# Required work
Pictures do not belong in the copy. Return all of the entries exactly.

Extracted data entries:
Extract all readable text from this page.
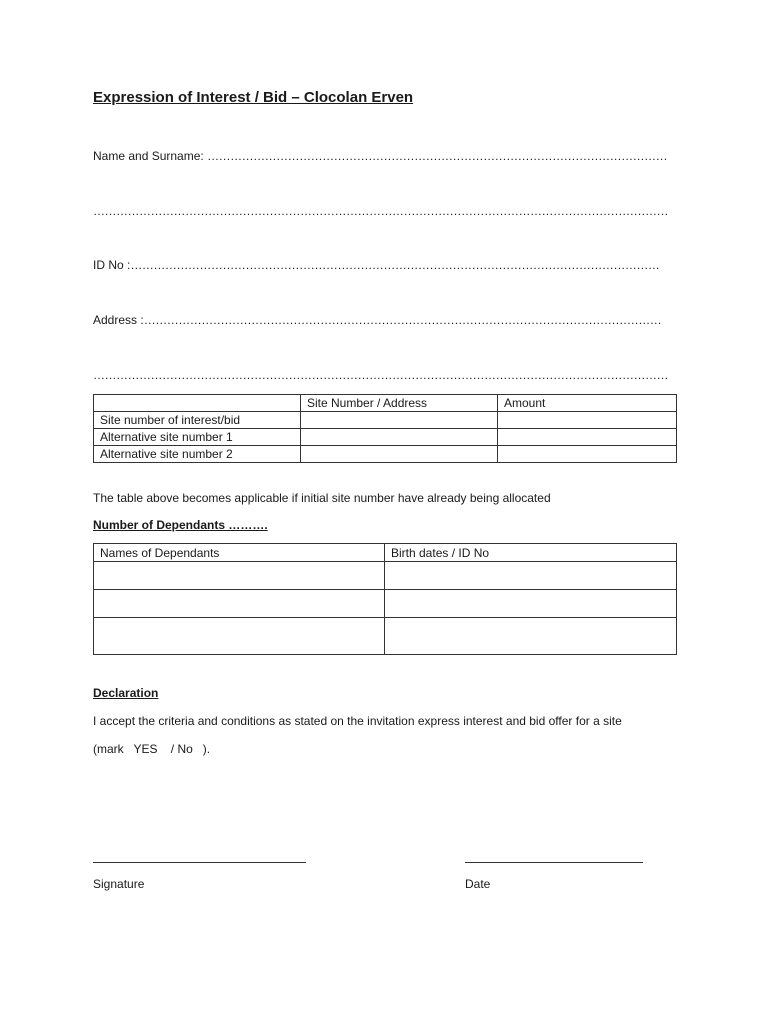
Expression of Interest / Bid – Clocolan Erven
Name and Surname: …………………………………………………………………………………………………………
……………………………………………………………………………………………………………………………………
ID No :…………………………………………………………………………………………………………………………
Address :………………………………………………………………………………………………………………………
……………………………………………………………………………………………………………………………………
	Site Number / Address	Amount
Site number of interest/bid		
Alternative site number 1		
Alternative site number 2		
The table above becomes applicable if initial site number have already being allocated
Number of Dependants ……….
Names of Dependants	Birth dates / ID No

Declaration
I accept the criteria and conditions as stated on the invitation express interest and bid offer for a site
(mark   YES    / No   ).
Signature	Date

# Response
Extract all readable text from this page.
Expression of Interest / Bid – Clocolan Erven
Name and Surname: …………………………………………………………………………………………………………
……………………………………………………………………………………………………………………………………
ID No :…………………………………………………………………………………………………………………………
Address :………………………………………………………………………………………………………………………
……………………………………………………………………………………………………………………………………
	Site Number / Address	Amount
Site number of interest/bid		
Alternative site number 1		
Alternative site number 2		
The table above becomes applicable if initial site number have already being allocated
Number of Dependants ……….
Names of Dependants	Birth dates / ID No

Declaration
I accept the criteria and conditions as stated on the invitation express interest and bid offer for a site
(mark   YES    / No   ).
Signature	Date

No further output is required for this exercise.